_TASK DIRECTIONS_:
Transcribe all records exactly.

** begin SOURCE RECORDS **

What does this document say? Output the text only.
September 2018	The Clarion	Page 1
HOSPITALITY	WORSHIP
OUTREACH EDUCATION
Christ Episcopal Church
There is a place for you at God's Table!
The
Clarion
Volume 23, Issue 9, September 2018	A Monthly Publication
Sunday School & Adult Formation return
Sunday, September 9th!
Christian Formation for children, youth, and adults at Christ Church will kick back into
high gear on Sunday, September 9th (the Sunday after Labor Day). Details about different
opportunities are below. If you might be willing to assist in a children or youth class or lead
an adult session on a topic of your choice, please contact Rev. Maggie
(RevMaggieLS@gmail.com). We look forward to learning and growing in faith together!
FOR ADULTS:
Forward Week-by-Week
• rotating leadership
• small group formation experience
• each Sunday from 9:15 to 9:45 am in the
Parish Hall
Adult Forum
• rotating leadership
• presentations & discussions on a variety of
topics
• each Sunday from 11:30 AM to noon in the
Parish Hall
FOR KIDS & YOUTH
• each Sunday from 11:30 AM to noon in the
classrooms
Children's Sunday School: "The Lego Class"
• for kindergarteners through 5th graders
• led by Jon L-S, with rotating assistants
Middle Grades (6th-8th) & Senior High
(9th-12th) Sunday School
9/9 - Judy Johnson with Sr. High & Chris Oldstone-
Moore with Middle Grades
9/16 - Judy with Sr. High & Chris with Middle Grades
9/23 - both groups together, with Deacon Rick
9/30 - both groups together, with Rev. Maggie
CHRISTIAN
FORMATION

** end SOURCE RECORDS **

_FINAL RESULT_:
What does this document say? Output the text only.
September 2018	The Clarion	Page 1
HOSPITALITY	WORSHIP
OUTREACH EDUCATION
Christ Episcopal Church
There is a place for you at God's Table!
The
Clarion
Volume 23, Issue 9, September 2018	A Monthly Publication
Sunday School & Adult Formation return
Sunday, September 9th!
Christian Formation for children, youth, and adults at Christ Church will kick back into
high gear on Sunday, September 9th (the Sunday after Labor Day). Details about different
opportunities are below. If you might be willing to assist in a children or youth class or lead
an adult session on a topic of your choice, please contact Rev. Maggie
(RevMaggieLS@gmail.com). We look forward to learning and growing in faith together!
FOR ADULTS:
Forward Week-by-Week
• rotating leadership
• small group formation experience
• each Sunday from 9:15 to 9:45 am in the
Parish Hall
Adult Forum
• rotating leadership
• presentations & discussions on a variety of
topics
• each Sunday from 11:30 AM to noon in the
Parish Hall
FOR KIDS & YOUTH
• each Sunday from 11:30 AM to noon in the
classrooms
Children's Sunday School: "The Lego Class"
• for kindergarteners through 5th graders
• led by Jon L-S, with rotating assistants
Middle Grades (6th-8th) & Senior High
(9th-12th) Sunday School
9/9 - Judy Johnson with Sr. High & Chris Oldstone-
Moore with Middle Grades
9/16 - Judy with Sr. High & Chris with Middle Grades
9/23 - both groups together, with Deacon Rick
9/30 - both groups together, with Rev. Maggie
CHRISTIAN
FORMATION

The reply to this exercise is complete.